#### THE EXERCISE
Search the records for "JSON" and copy each line that holds it.

===== RECORD SET =====

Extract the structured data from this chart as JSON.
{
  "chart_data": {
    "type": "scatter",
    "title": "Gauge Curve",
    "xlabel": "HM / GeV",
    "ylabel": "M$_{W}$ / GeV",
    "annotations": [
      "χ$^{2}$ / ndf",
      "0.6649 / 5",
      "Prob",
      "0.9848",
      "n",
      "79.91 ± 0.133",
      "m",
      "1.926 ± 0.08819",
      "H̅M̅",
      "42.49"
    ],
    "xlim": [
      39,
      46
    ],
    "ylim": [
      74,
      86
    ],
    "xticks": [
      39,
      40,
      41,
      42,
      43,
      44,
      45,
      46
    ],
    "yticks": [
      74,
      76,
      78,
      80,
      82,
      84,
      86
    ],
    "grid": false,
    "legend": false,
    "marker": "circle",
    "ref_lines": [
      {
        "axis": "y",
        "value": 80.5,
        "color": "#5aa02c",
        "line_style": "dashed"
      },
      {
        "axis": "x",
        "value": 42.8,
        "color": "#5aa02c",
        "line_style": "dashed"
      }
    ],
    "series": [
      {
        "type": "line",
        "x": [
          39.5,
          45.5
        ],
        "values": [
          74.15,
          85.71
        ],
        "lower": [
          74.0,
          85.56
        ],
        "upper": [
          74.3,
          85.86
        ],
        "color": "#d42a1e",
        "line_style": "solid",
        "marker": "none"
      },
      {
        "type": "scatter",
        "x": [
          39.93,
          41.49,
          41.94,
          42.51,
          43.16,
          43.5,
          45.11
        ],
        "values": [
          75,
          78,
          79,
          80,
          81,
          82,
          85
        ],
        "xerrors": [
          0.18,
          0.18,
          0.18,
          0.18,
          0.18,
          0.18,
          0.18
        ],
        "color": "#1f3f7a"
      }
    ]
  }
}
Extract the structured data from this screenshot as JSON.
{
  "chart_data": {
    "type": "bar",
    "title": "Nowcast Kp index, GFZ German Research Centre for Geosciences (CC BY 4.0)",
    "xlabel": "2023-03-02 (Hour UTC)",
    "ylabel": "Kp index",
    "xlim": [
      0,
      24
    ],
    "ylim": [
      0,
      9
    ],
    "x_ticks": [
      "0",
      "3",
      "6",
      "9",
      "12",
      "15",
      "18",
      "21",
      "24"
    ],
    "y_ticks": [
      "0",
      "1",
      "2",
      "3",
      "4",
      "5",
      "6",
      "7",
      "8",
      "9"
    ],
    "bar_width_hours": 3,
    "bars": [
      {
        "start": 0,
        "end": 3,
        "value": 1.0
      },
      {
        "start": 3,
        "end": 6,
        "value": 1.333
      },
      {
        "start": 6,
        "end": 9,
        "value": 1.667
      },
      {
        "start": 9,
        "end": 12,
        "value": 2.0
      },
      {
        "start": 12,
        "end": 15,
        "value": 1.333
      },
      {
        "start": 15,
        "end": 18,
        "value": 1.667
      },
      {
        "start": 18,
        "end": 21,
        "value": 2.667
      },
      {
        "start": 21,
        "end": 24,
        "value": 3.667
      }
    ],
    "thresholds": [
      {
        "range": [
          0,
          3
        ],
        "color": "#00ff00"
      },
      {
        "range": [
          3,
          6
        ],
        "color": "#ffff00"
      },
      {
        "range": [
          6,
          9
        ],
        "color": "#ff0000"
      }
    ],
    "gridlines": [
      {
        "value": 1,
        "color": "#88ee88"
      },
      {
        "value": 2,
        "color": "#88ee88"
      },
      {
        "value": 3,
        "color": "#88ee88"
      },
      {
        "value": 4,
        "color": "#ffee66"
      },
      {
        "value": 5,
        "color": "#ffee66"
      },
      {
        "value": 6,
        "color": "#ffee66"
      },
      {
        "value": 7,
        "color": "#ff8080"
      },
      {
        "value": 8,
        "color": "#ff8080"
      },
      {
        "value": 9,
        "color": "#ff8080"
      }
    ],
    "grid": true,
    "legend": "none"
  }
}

=====

#### TASK OUTPUT
Extract the structured data from this chart as JSON.
Extract the structured data from this screenshot as JSON.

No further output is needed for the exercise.